» **RECORD SET**:
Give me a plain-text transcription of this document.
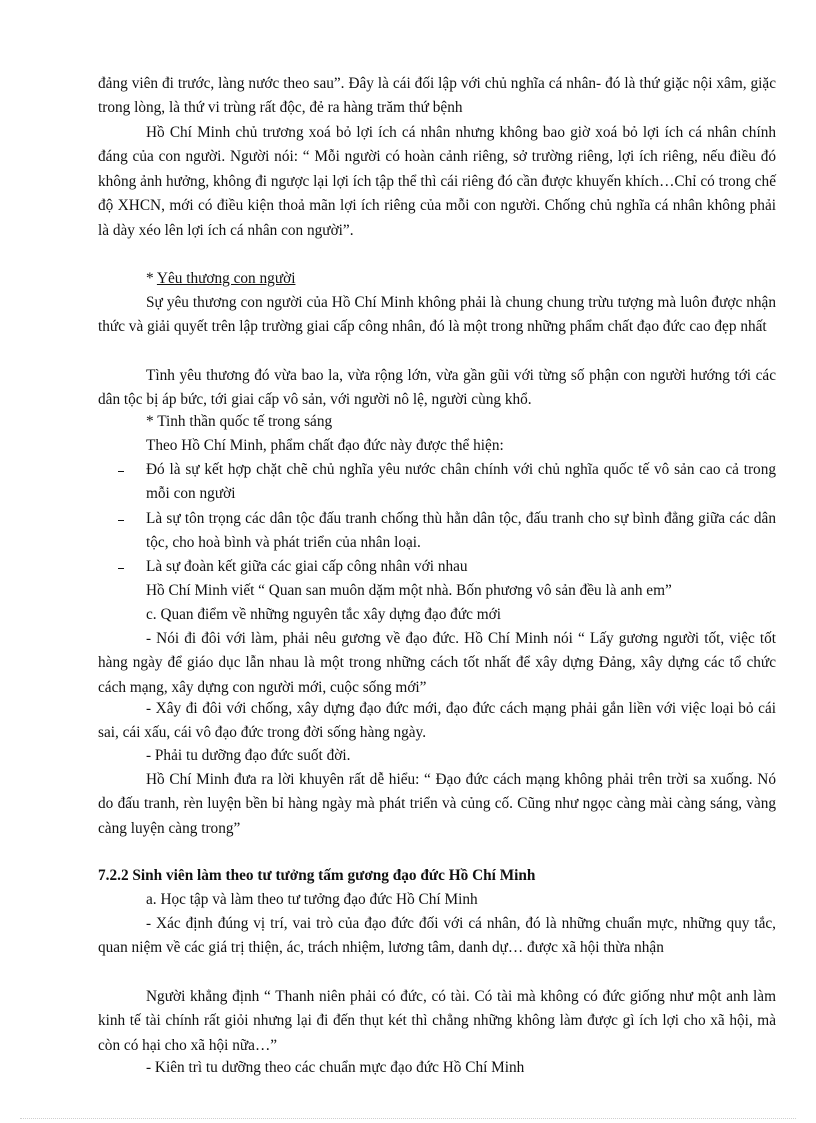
đảng viên đi trước, làng nước theo sau”. Đây là cái đối lập với chủ nghĩa cá nhân- đó là thứ giặc nội xâm, giặc trong lòng, là thứ vi trùng rất độc, đẻ ra hàng trăm thứ bệnh

Hồ Chí Minh chủ trương xoá bỏ lợi ích cá nhân nhưng không bao giờ xoá bỏ lợi ích cá nhân chính đáng của con người. Người nói: “ Mỗi người có hoàn cảnh riêng, sở trường riêng, lợi ích riêng, nếu điều đó không ảnh hưởng, không đi ngược lại lợi ích tập thể thì cái riêng đó cần được khuyến khích…Chỉ có trong chế độ XHCN, mới có điều kiện thoả mãn lợi ích riêng của mỗi con người. Chống chủ nghĩa cá nhân không phải là dày xéo lên lợi ích cá nhân con người”.

* Yêu thương con người

Sự yêu thương con người của Hồ Chí Minh không phải là chung chung trừu tượng mà luôn được nhận thức và giải quyết trên lập trường giai cấp công nhân, đó là một trong những phẩm chất đạo đức cao đẹp nhất

Tình yêu thương đó vừa bao la, vừa rộng lớn, vừa gần gũi với từng số phận con người hướng tới các dân tộc bị áp bức, tới giai cấp vô sản, với người nô lệ, người cùng khổ.

* Tinh thần quốc tế trong sáng

Theo Hồ Chí Minh, phẩm chất đạo đức này được thể hiện:

Đó là sự kết hợp chặt chẽ chủ nghĩa yêu nước chân chính với chủ nghĩa quốc tế vô sản cao cả trong mỗi con người

Là sự tôn trọng các dân tộc đấu tranh chống thù hằn dân tộc, đấu tranh cho sự bình đẳng giữa các dân tộc, cho hoà bình và phát triển của nhân loại.

Là sự đoàn kết giữa các giai cấp công nhân với nhau

Hồ Chí Minh viết “ Quan san muôn dặm một nhà. Bốn phương vô sản đều là anh em”

c. Quan điểm về những nguyên tắc xây dựng đạo đức mới

- Nói đi đôi với làm, phải nêu gương về đạo đức. Hồ Chí Minh nói “ Lấy gương người tốt, việc tốt hàng ngày để giáo dục lẫn nhau là một trong những cách tốt nhất để xây dựng Đảng, xây dựng các tổ chức cách mạng, xây dựng con người mới, cuộc sống mới”

- Xây đi đôi với chống, xây dựng đạo đức mới, đạo đức cách mạng phải gắn liền với việc loại bỏ cái sai, cái xấu, cái vô đạo đức trong đời sống hàng ngày.

- Phải tu dưỡng đạo đức suốt đời.

Hồ Chí Minh đưa ra lời khuyên rất dễ hiểu: “ Đạo đức cách mạng không phải trên trời sa xuống. Nó do đấu tranh, rèn luyện bền bỉ hàng ngày mà phát triển và củng cố. Cũng như ngọc càng mài càng sáng, vàng càng luyện càng trong”

7.2.2 Sinh viên làm theo tư tưởng tấm gương đạo đức Hồ Chí Minh

a. Học tập và làm theo tư tưởng đạo đức Hồ Chí Minh

- Xác định đúng vị trí, vai trò của đạo đức đối với cá nhân, đó là những chuẩn mực, những quy tắc, quan niệm về các giá trị thiện, ác, trách nhiệm, lương tâm, danh dự… được xã hội thừa nhận

Người khẳng định “ Thanh niên phải có đức, có tài. Có tài mà không có đức giống như một anh làm kinh tế tài chính rất giỏi nhưng lại đi đến thụt két thì chẳng những không làm được gì ích lợi cho xã hội, mà còn có hại cho xã hội nữa…”

- Kiên trì tu dưỡng theo các chuẩn mực đạo đức Hồ Chí Minh
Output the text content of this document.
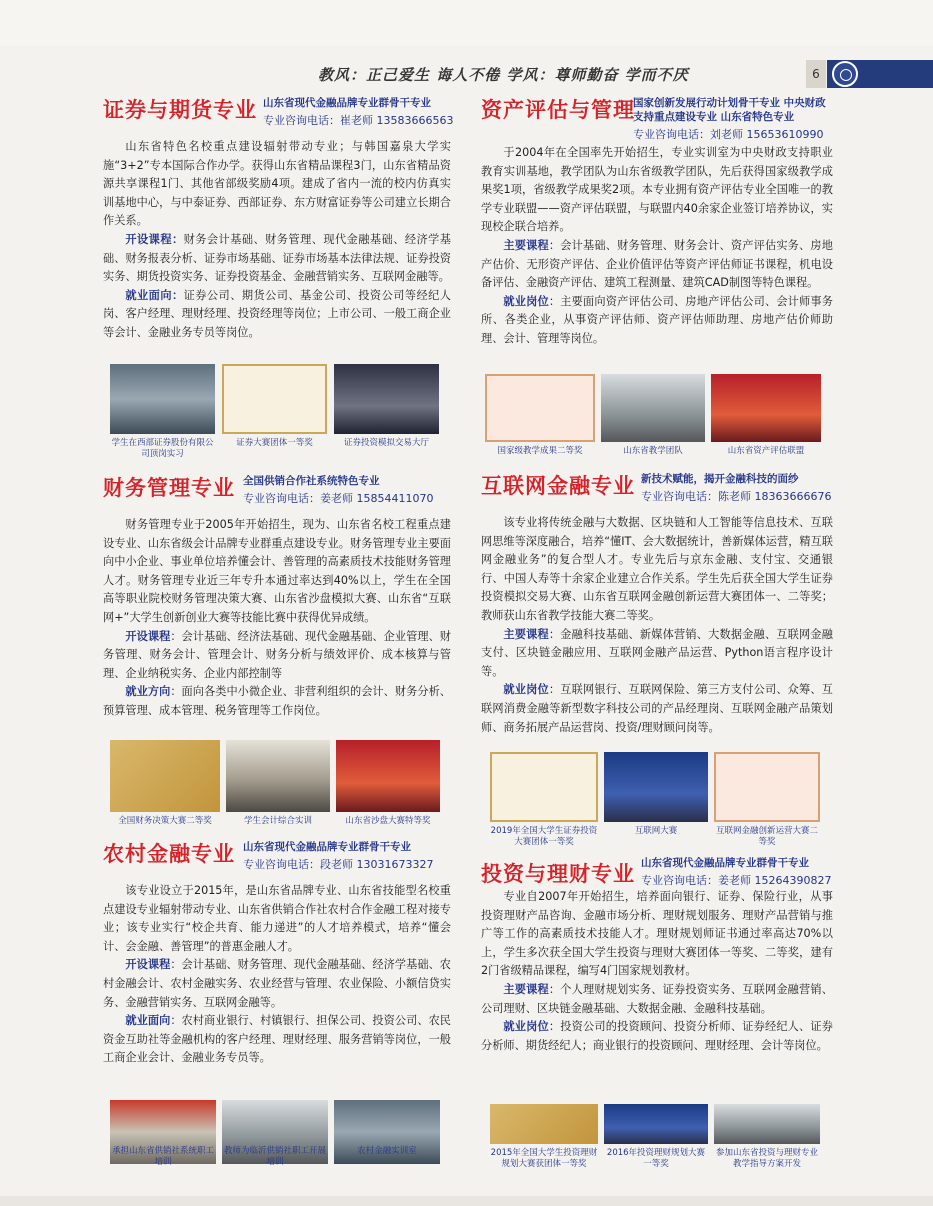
教风：正己爱生 诲人不倦 学风：尊师勤奋 学而不厌	6
证券与期货专业 山东省现代金融品牌专业群骨干专业
专业咨询电话：崔老师 13583666563

山东省特色名校重点建设辐射带动专业；与韩国嘉泉大学实施“3+2”专本国际合作办学。获得山东省精品课程3门，山东省精品资源共享课程1门、其他省部级奖励4项。建成了省内一流的校内仿真实训基地中心，与中泰证券、西部证券、东方财富证券等公司建立长期合作关系。

开设课程：财务会计基础、财务管理、现代金融基础、经济学基础、财务报表分析、证券市场基础、证券市场基本法律法规、证券投资实务、期货投资实务、证券投资基金、金融营销实务、互联网金融等。

就业面向：证券公司、期货公司、基金公司、投资公司等经纪人岗、客户经理、理财经理、投资经理等岗位；上市公司、一般工商企业等会计、金融业务专员等岗位。

学生在西部证券股份有限公司顶岗实习
证券大赛团体一等奖	证券投资模拟交易大厅
财务管理专业 全国供销合作社系统特色专业
专业咨询电话：姜老师 15854411070

财务管理专业于2005年开始招生，现为、山东省名校工程重点建设专业、山东省级会计品牌专业群重点建设专业。财务管理专业主要面向中小企业、事业单位培养懂会计、善管理的高素质技术技能财务管理人才。财务管理专业近三年专升本通过率达到40%以上，学生在全国高等职业院校财务管理决策大赛、山东省沙盘模拟大赛、山东省“互联网+”大学生创新创业大赛等技能比赛中获得优异成绩。

开设课程：会计基础、经济法基础、现代金融基础、企业管理、财务管理、财务会计、管理会计、财务分析与绩效评价、成本核算与管理、企业纳税实务、企业内部控制等

就业方向：面向各类中小微企业、非营利组织的会计、财务分析、预算管理、成本管理、税务管理等工作岗位。

全国财务决策大赛二等奖	学生会计综合实训	山东省沙盘大赛特等奖
农村金融专业 山东省现代金融品牌专业群骨干专业
专业咨询电话：段老师 13031673327

该专业设立于2015年，是山东省品牌专业、山东省技能型名校重点建设专业辐射带动专业、山东省供销合作社农村合作金融工程对接专业；该专业实行“校企共育、能力递进”的人才培养模式，培养“懂会计、会金融、善管理”的普惠金融人才。

开设课程：会计基础、财务管理、现代金融基础、经济学基础、农村金融会计、农村金融实务、农业经营与管理、农业保险、小额信贷实务、金融营销实务、互联网金融等。

就业面向：农村商业银行、村镇银行、担保公司、投资公司、农民资金互助社等金融机构的客户经理、理财经理、服务营销等岗位，一般工商企业会计、金融业务专员等。

承担山东省供销社系统职工培训
教师为临沂供销社职工开展培训
农村金融实训室
资产评估与管理
国家创新发展行动计划骨干专业 中央财政支持重点建设专业 山东省特色专业
专业咨询电话：刘老师 15653610990

于2004年在全国率先开始招生，专业实训室为中央财政支持职业教育实训基地，教学团队为山东省级教学团队，先后获得国家级教学成果奖1项，省级教学成果奖2项。本专业拥有资产评估专业全国唯一的教学专业联盟——资产评估联盟，与联盟内40余家企业签订培养协议，实现校企联合培养。

主要课程：会计基础、财务管理、财务会计、资产评估实务、房地产估价、无形资产评估、企业价值评估等资产评估师证书课程，机电设备评估、金融资产评估、建筑工程测量、建筑CAD制图等特色课程。

就业岗位：主要面向资产评估公司、房地产评估公司、会计师事务所、各类企业，从事资产评估师、资产评估师助理、房地产估价师助理、会计、管理等岗位。

国家级教学成果二等奖	山东省教学团队	山东省资产评估联盟
互联网金融专业 新技术赋能，揭开金融科技的面纱
专业咨询电话：陈老师 18363666676

该专业将传统金融与大数据、区块链和人工智能等信息技术、互联网思维等深度融合，培养“懂IT、会大数据统计，善新媒体运营，精互联网金融业务”的复合型人才。专业先后与京东金融、支付宝、交通银行、中国人寿等十余家企业建立合作关系。学生先后获全国大学生证券投资模拟交易大赛、山东省互联网金融创新运营大赛团体一、二等奖；教师获山东省教学技能大赛二等奖。

主要课程：金融科技基础、新媒体营销、大数据金融、互联网金融支付、区块链金融应用、互联网金融产品运营、Python语言程序设计等。

就业岗位：互联网银行、互联网保险、第三方支付公司、众筹、互联网消费金融等新型数字科技公司的产品经理岗、互联网金融产品策划师、商务拓展产品运营岗、投资/理财顾问岗等。

2019年全国大学生证券投资大赛团体一等奖
互联网大赛	互联网金融创新运营大赛二等奖
投资与理财专业 山东省现代金融品牌专业群骨干专业
专业咨询电话：姜老师 15264390827

专业自2007年开始招生，培养面向银行、证券、保险行业，从事投资理财产品咨询、金融市场分析、理财规划服务、理财产品营销与推广等工作的高素质技术技能人才。理财规划师证书通过率高达70%以上，学生多次获全国大学生投资与理财大赛团体一等奖、二等奖，建有2门省级精品课程，编写4门国家规划教材。

主要课程：个人理财规划实务、证券投资实务、互联网金融营销、公司理财、区块链金融基础、大数据金融、金融科技基础。

就业岗位：投资公司的投资顾问、投资分析师、证券经纪人、证券分析师、期货经纪人；商业银行的投资顾问、理财经理、会计等岗位。

2015年全国大学生投资理财规划大赛获团体一等奖
2016年投资理财规划大赛一等奖
参加山东省投资与理财专业教学指导方案开发
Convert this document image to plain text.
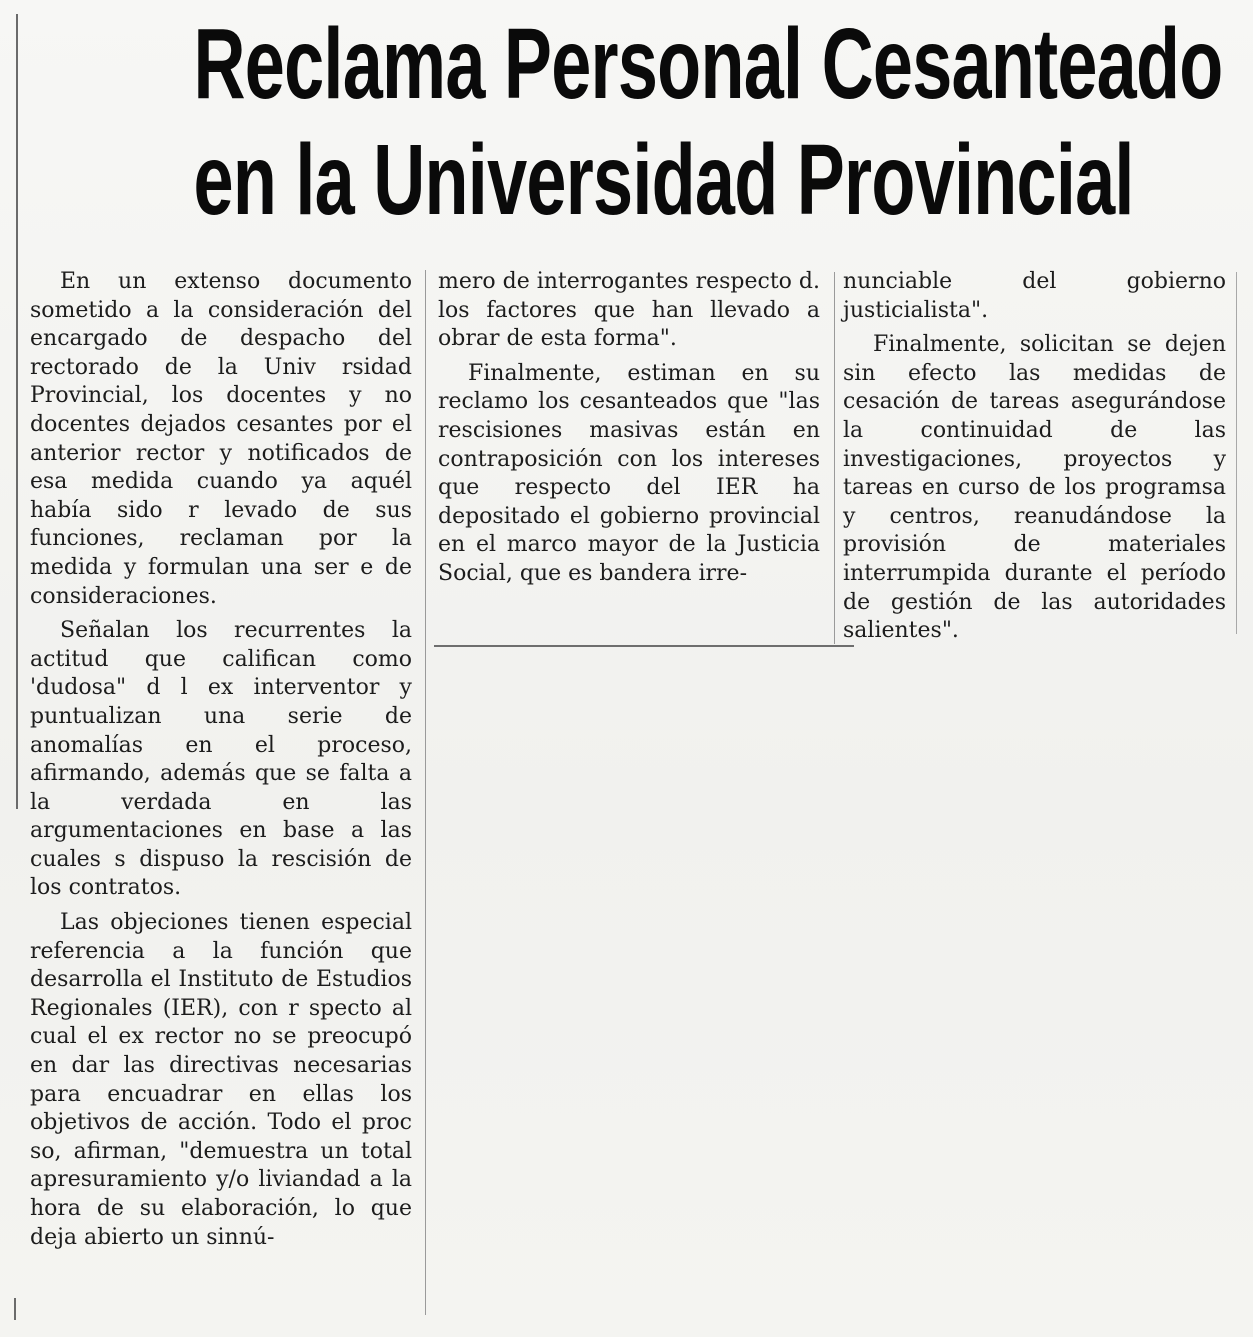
Reclama Personal Cesanteado
en la Universidad Provincial

En un extenso documento sometido a la consideración del encargado de despacho del rectorado de la Univ rsidad Provincial, los docentes y no docentes dejados cesantes por el anterior rector y notificados de esa medida cuando ya aquél había sido r levado de sus funciones, reclaman por la medida y formulan una ser e de consideraciones.

Señalan los recurrentes la actitud que califican como 'dudosa" d l ex interventor y puntualizan una serie de anomalías en el proceso, afirmando, además que se falta a la verdada en las argumentaciones en base a las cuales s dispuso la rescisión de los contratos.

Las objeciones tienen especial referencia a la función que desarrolla el Instituto de Estudios Regionales (IER), con r specto al cual el ex rector no se preocupó en dar las directivas necesarias para encuadrar en ellas los objetivos de acción. Todo el proc so, afirman, "demuestra un total apresuramiento y/o liviandad a la hora de su elaboración, lo que deja abierto un sinnú-

mero de interrogantes respecto d. los factores que han llevado a obrar de esta forma".

Finalmente, estiman en su reclamo los cesanteados que "las rescisiones masivas están en contraposición con los intereses que respecto del IER ha depositado el gobierno provincial en el marco mayor de la Justicia Social, que es bandera irre-

nunciable del gobierno justicialista".

Finalmente, solicitan se dejen sin efecto las medidas de cesación de tareas asegurándose la continuidad de las investigaciones, proyectos y tareas en curso de los programsa y centros, reanudándose la provisión de materiales interrumpida durante el período de gestión de las autoridades salientes".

» **DIRECTIONS**: Make a copy of each line that contains the string "việc".

» **ANSWER TO THIS TASK**:
- Nói đi đôi với làm, phải nêu gương về đạo đức. Hồ Chí Minh nói “ Lấy gương người tốt, việc tốt hàng ngày để giáo dục lẫn nhau là một trong những cách tốt nhất để xây dựng Đảng, xây dựng các tổ chức cách mạng, xây dựng con người mới, cuộc sống mới”
- Xây đi đôi với chống, xây dựng đạo đức mới, đạo đức cách mạng phải gắn liền với việc loại bỏ cái sai, cái xấu, cái vô đạo đức trong đời sống hàng ngày.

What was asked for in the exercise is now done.